▶ _Job_
From the entries provided below, copy each line that contains the word "bien".

▶ _Stored dataset items_
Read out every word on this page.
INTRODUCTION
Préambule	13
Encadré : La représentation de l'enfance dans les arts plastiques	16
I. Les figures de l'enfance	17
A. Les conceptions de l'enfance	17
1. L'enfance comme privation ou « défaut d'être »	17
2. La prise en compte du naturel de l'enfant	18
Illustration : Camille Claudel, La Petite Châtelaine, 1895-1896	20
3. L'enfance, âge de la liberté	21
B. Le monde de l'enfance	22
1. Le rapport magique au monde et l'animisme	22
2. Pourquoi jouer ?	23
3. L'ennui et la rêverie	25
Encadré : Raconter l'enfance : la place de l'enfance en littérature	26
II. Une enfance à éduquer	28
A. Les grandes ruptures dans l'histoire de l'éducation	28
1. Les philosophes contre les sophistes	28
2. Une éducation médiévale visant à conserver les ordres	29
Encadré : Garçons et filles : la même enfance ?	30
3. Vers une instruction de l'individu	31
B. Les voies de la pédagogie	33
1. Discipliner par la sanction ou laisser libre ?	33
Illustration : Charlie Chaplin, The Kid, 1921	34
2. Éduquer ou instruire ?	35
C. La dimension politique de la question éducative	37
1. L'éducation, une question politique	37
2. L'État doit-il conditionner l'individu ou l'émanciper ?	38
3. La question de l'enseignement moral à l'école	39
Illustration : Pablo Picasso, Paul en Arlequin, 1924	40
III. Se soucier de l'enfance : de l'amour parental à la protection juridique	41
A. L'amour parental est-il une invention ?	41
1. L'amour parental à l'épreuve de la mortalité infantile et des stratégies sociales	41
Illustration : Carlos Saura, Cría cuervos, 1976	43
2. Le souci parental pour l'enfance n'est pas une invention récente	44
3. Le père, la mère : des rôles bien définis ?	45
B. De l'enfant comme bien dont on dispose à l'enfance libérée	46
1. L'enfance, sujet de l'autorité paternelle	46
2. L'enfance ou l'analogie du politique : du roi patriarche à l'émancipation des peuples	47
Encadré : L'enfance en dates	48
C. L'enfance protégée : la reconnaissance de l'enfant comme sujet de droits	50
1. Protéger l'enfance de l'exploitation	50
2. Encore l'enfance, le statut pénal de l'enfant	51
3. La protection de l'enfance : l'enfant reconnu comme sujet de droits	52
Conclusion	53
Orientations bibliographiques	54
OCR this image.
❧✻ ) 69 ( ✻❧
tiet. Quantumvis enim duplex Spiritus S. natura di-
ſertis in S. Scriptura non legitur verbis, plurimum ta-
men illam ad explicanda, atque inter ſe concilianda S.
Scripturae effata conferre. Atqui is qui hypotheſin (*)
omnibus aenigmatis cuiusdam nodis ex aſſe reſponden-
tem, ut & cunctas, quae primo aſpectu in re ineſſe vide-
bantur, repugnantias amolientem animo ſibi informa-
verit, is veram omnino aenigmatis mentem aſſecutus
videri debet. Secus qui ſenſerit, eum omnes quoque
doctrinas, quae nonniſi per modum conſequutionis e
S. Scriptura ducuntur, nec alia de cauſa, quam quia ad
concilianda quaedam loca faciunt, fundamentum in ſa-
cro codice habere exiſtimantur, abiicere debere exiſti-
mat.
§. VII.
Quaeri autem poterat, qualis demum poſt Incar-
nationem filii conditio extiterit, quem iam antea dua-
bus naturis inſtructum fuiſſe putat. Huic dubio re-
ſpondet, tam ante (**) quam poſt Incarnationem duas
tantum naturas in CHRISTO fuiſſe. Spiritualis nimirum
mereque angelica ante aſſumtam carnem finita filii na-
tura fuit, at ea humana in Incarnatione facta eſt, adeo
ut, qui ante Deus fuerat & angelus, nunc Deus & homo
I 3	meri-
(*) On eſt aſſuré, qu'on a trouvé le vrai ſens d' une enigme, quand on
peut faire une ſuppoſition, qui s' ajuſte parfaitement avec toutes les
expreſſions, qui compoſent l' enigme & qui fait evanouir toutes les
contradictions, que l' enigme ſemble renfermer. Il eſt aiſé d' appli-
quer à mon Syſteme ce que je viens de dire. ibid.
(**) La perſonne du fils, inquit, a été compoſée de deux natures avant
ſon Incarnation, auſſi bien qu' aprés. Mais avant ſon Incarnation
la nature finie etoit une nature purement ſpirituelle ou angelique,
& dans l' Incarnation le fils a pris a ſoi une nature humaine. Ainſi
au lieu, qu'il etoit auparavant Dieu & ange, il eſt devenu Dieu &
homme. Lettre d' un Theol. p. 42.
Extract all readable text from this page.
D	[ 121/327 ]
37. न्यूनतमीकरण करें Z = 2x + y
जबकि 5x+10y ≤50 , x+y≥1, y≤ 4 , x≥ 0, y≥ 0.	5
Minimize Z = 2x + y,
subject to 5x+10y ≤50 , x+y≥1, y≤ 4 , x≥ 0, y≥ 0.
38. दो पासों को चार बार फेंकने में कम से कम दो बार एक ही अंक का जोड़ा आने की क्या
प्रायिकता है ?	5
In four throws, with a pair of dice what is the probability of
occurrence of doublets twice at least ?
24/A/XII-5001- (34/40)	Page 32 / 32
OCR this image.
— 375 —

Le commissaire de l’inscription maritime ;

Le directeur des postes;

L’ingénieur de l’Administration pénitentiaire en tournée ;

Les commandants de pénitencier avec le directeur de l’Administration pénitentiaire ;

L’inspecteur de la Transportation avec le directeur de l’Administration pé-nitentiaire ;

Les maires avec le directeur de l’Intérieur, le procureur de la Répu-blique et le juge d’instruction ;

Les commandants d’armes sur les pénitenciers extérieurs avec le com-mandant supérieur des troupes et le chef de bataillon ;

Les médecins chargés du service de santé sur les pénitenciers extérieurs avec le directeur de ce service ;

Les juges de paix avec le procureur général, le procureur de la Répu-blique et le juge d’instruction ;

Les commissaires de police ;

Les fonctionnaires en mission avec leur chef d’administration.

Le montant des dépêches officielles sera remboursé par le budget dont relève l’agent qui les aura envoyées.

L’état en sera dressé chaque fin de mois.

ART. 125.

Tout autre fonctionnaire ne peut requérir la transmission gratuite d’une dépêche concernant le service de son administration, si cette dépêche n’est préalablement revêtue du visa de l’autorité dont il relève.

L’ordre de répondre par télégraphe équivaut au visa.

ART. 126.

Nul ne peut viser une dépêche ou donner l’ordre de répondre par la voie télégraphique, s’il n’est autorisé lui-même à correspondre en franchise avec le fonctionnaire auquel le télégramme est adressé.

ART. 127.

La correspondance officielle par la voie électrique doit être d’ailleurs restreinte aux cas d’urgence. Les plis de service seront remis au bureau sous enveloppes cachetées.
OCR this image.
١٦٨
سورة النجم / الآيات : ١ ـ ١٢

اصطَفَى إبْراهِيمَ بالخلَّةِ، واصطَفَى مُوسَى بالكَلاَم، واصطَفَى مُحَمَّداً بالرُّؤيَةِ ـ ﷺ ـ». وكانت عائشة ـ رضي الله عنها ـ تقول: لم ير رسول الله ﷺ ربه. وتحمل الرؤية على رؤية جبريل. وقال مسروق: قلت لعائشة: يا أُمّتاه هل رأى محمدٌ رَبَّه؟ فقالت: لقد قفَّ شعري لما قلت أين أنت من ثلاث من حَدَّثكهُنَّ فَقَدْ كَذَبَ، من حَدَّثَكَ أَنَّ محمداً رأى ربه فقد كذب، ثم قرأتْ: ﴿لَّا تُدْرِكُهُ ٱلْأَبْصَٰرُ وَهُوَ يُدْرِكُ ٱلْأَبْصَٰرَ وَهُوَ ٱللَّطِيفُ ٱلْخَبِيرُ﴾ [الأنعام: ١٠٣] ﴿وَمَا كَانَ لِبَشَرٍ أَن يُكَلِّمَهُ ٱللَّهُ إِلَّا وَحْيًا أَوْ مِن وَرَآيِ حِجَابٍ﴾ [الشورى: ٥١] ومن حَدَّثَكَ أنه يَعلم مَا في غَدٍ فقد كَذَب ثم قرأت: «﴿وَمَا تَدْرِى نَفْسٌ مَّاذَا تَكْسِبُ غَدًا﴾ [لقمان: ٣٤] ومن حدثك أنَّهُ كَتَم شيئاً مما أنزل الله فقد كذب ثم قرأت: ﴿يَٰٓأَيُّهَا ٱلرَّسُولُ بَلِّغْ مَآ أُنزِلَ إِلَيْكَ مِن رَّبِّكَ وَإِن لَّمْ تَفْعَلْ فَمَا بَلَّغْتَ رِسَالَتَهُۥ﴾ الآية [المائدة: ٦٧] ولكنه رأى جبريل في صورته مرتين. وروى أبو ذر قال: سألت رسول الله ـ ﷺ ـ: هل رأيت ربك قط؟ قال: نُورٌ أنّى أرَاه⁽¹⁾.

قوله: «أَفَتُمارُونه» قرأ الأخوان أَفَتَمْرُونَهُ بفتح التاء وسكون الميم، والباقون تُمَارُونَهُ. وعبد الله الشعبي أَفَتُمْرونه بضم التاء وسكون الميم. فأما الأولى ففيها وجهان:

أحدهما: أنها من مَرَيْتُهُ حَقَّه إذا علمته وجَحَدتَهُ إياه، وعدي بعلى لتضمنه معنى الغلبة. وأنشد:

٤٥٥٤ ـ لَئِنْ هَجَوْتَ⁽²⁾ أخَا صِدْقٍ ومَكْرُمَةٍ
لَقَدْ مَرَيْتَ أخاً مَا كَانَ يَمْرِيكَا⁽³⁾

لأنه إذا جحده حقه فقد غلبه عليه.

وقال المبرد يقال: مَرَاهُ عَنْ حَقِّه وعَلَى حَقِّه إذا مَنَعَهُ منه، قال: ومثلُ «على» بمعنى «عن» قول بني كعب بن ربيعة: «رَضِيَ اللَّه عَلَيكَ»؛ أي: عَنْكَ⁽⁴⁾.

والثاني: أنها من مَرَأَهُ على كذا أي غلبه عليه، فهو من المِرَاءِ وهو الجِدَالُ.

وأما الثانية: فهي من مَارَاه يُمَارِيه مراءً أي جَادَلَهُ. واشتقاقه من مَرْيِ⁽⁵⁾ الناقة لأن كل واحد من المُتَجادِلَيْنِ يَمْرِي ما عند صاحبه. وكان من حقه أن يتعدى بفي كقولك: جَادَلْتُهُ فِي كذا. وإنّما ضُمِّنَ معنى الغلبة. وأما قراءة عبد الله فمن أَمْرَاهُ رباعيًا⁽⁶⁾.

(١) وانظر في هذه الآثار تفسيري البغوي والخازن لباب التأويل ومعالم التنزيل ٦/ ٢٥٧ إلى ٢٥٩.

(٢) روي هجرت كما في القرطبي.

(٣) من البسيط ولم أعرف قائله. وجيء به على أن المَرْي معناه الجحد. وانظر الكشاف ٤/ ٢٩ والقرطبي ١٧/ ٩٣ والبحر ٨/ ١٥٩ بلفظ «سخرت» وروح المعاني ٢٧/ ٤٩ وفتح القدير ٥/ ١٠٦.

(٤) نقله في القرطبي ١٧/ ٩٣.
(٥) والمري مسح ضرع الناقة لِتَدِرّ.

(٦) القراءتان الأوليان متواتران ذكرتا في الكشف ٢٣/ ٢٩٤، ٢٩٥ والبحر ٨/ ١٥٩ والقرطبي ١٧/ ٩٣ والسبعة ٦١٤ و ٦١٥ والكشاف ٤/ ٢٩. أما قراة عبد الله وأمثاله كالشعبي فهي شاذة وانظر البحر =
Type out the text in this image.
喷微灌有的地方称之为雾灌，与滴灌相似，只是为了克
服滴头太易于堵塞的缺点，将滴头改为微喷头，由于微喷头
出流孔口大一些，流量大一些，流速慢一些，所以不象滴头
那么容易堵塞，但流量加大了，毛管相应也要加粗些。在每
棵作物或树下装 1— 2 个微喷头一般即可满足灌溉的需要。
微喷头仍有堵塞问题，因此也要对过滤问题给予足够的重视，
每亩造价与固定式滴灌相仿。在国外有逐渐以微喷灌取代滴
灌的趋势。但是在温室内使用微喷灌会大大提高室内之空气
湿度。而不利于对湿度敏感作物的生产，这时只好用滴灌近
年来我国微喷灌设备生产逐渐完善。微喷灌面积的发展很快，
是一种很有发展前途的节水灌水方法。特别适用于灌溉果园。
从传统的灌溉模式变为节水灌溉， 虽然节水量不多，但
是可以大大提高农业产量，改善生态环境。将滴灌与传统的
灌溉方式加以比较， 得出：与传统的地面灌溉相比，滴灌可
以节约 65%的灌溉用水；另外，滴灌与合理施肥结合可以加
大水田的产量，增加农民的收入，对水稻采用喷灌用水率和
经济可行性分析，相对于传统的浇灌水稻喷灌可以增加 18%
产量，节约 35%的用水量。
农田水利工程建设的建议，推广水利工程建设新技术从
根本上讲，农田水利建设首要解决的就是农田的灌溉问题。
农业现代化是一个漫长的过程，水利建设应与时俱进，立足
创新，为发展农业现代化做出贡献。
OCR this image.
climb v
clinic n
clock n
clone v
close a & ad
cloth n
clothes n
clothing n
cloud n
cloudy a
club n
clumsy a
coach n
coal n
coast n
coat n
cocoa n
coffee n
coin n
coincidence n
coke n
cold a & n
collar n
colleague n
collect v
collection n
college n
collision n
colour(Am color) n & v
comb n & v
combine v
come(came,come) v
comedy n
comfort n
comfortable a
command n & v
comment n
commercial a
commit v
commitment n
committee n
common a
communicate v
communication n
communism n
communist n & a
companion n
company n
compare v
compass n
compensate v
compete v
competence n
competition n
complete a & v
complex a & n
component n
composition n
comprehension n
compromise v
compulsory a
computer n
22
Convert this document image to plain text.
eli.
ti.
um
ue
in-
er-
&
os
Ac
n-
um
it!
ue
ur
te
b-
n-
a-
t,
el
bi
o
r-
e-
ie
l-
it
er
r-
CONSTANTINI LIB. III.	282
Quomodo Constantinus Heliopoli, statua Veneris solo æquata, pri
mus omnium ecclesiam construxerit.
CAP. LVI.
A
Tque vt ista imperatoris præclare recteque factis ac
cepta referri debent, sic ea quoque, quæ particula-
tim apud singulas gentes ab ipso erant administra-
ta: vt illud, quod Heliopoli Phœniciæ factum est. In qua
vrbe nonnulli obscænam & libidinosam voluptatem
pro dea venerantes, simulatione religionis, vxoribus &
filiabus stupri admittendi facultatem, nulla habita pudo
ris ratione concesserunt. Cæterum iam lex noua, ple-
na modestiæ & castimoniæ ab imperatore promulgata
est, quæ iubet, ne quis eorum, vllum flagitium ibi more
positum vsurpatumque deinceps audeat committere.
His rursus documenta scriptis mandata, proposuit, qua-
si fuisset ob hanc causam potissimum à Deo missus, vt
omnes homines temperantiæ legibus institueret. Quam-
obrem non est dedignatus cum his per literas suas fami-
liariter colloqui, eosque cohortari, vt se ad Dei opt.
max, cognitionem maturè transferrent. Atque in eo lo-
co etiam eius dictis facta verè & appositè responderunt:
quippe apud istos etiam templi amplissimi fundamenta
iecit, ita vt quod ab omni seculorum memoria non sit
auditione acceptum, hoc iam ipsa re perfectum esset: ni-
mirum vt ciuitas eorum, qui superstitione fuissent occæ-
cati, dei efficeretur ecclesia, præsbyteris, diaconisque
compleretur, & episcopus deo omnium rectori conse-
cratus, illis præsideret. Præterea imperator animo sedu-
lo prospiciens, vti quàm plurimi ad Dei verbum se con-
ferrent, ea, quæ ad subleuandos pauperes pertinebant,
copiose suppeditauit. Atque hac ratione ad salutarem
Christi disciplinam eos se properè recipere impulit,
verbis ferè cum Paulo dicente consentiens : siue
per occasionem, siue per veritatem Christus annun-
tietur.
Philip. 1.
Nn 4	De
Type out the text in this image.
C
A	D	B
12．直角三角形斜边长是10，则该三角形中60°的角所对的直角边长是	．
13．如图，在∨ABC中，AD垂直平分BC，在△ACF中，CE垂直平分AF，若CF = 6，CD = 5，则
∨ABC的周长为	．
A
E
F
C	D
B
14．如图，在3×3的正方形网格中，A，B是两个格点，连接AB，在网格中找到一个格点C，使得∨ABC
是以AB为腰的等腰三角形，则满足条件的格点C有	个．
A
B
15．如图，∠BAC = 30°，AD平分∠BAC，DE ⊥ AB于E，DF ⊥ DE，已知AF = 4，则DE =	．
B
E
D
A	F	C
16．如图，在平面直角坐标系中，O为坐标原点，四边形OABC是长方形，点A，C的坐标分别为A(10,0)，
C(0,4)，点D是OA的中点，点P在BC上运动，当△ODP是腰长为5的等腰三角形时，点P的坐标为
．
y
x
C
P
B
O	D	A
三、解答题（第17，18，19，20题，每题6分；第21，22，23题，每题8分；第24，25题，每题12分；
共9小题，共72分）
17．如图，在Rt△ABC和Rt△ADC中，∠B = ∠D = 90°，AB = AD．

▶ _Written solution_
3. Le père, la mère : des rôles bien définis ?	45
B. De l'enfant comme bien dont on dispose à l'enfance libérée	46
ſon Incarnation, auſſi bien qu' aprés. Mais avant ſon Incarnation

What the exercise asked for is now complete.